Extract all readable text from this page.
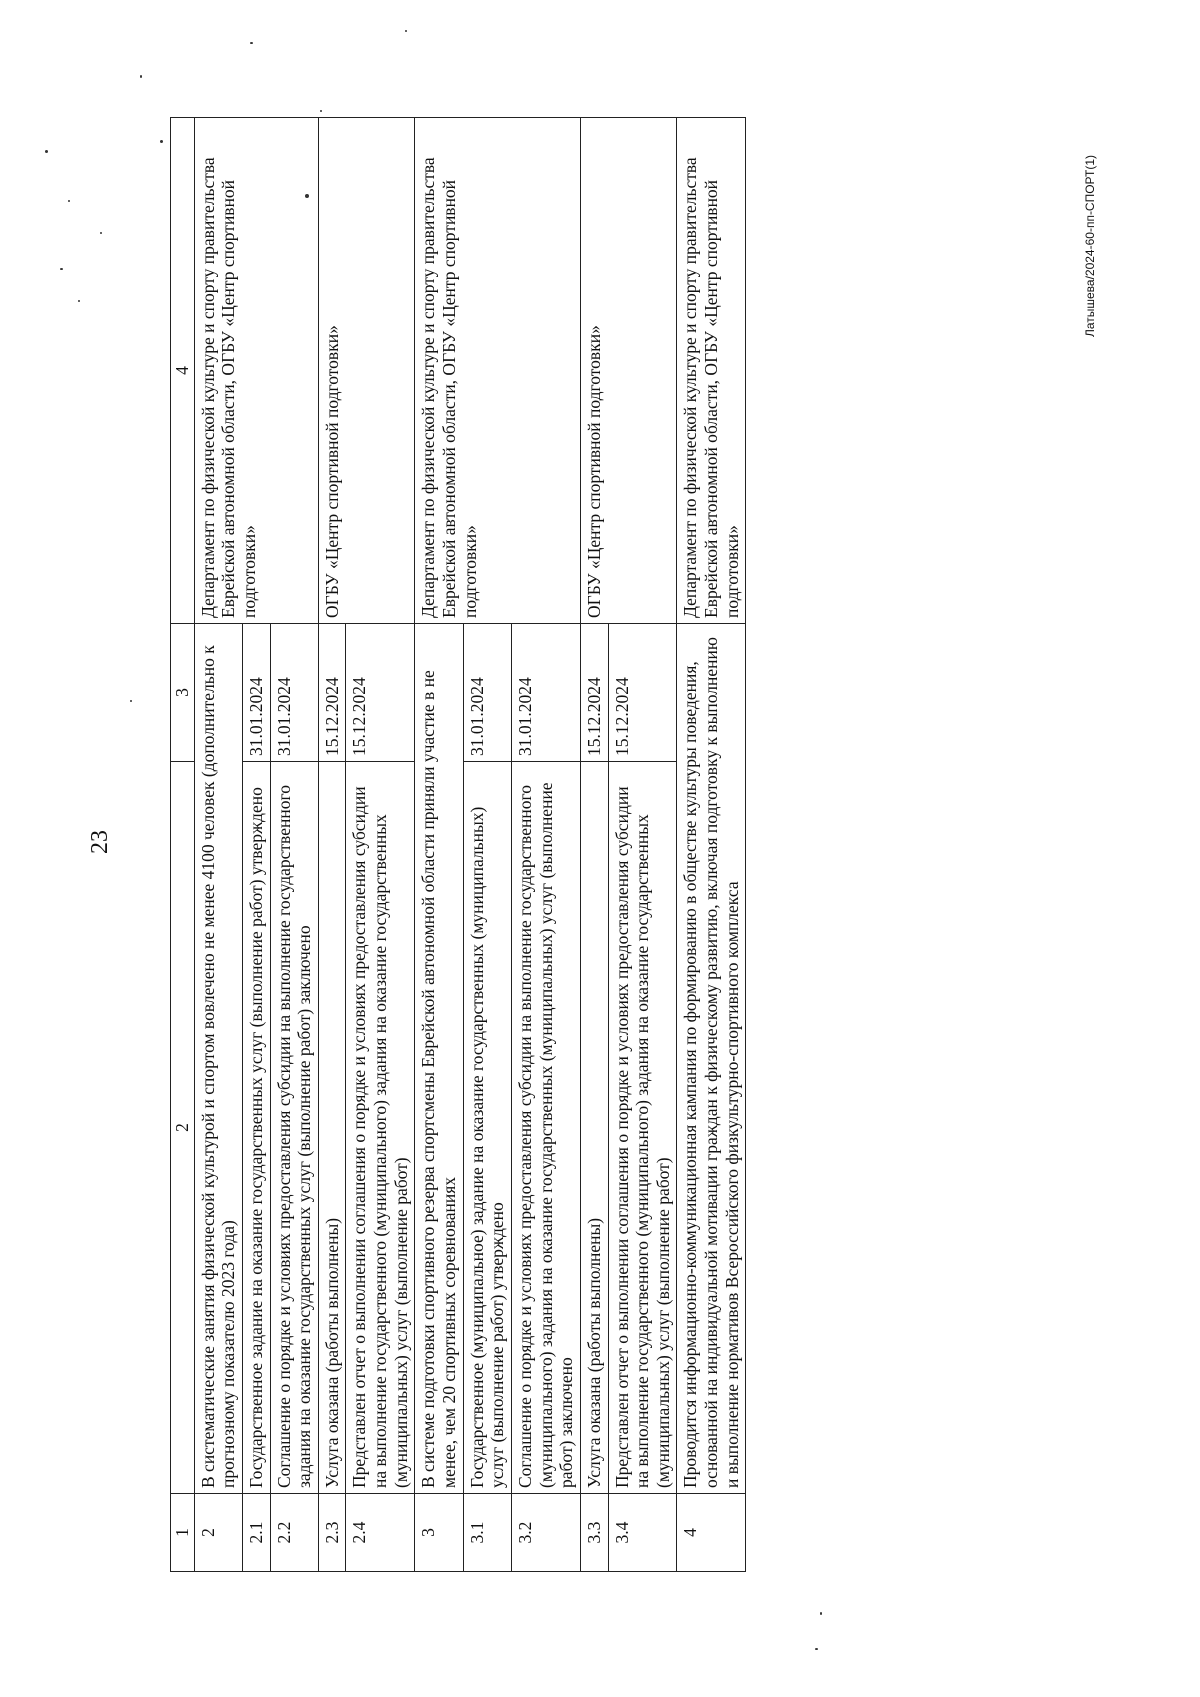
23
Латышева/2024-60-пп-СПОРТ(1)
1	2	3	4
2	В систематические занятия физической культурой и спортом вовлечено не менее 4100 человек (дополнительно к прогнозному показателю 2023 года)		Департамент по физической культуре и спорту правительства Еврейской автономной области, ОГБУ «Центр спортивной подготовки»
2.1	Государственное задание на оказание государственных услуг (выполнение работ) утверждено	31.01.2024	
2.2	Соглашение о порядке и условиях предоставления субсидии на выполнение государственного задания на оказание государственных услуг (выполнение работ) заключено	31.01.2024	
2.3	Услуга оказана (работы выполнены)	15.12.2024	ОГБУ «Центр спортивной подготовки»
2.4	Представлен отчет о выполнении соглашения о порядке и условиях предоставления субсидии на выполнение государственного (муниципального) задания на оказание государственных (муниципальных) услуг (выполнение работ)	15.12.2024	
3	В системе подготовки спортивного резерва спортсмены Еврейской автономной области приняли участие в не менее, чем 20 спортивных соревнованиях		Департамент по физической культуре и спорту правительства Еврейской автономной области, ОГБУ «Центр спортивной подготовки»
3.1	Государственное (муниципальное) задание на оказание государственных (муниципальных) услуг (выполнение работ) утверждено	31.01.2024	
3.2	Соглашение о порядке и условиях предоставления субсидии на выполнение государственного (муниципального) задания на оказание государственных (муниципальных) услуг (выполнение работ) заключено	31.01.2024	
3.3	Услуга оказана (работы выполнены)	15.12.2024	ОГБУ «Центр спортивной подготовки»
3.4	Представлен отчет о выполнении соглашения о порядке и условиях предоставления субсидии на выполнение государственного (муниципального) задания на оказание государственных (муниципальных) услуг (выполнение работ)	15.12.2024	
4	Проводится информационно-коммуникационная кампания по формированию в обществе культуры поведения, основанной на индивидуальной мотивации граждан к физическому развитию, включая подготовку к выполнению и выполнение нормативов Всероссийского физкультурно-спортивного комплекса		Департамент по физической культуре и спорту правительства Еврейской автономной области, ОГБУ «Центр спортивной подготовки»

──────────

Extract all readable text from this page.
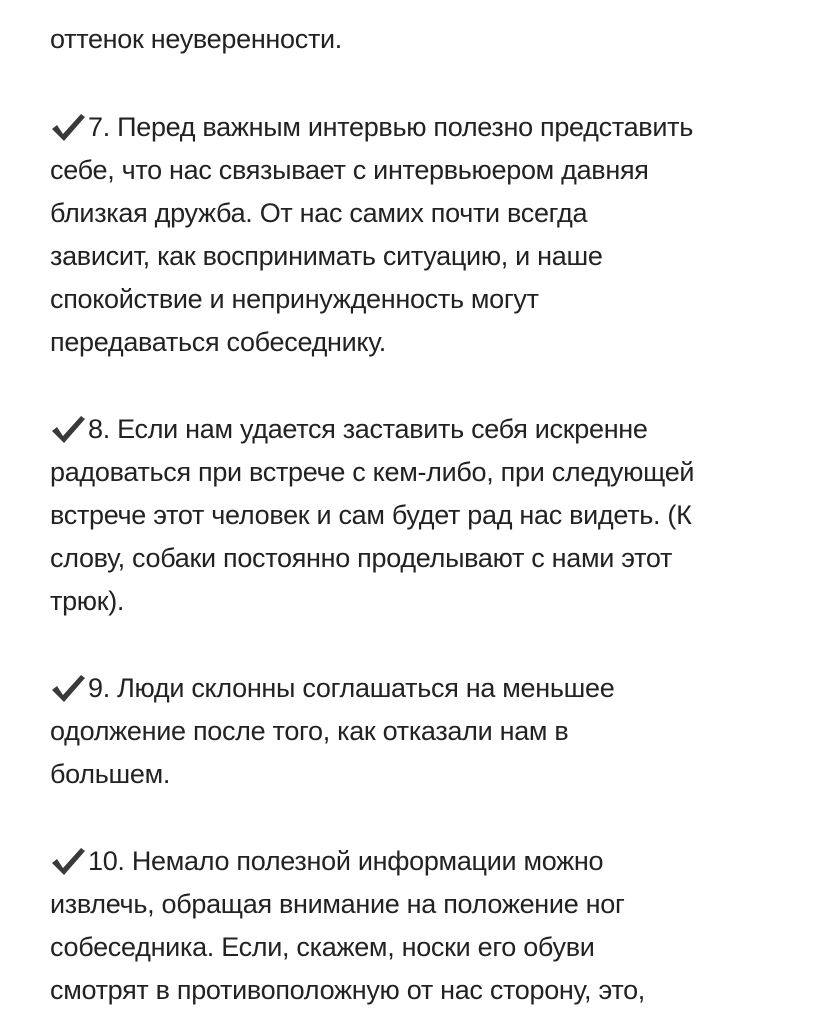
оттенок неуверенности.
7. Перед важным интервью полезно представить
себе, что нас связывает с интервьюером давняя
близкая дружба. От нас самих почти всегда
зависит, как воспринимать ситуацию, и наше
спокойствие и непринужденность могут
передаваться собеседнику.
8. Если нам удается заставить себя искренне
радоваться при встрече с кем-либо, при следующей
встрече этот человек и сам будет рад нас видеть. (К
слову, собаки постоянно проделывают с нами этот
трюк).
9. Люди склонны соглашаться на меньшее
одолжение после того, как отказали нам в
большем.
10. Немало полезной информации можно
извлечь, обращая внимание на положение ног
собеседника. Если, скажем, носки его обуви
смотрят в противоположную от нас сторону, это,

──────────

**Stated task:** List all lines from the entries that include the word "спортивной".

**Reply:**
2	В систематические занятия физической культурой и спортом вовлечено не менее 4100 человек (дополнительно к прогнозному показателю 2023 года)		Департамент по физической культуре и спорту правительства Еврейской автономной области, ОГБУ «Центр спортивной подготовки»
2.3	Услуга оказана (работы выполнены)	15.12.2024	ОГБУ «Центр спортивной подготовки»
3	В системе подготовки спортивного резерва спортсмены Еврейской автономной области приняли участие в не менее, чем 20 спортивных соревнованиях		Департамент по физической культуре и спорту правительства Еврейской автономной области, ОГБУ «Центр спортивной подготовки»
3.3	Услуга оказана (работы выполнены)	15.12.2024	ОГБУ «Центр спортивной подготовки»
4	Проводится информационно-коммуникационная кампания по формированию в обществе культуры поведения, основанной на индивидуальной мотивации граждан к физическому развитию, включая подготовку к выполнению и выполнение нормативов Всероссийского физкультурно-спортивного комплекса		Департамент по физической культуре и спорту правительства Еврейской автономной области, ОГБУ «Центр спортивной подготовки»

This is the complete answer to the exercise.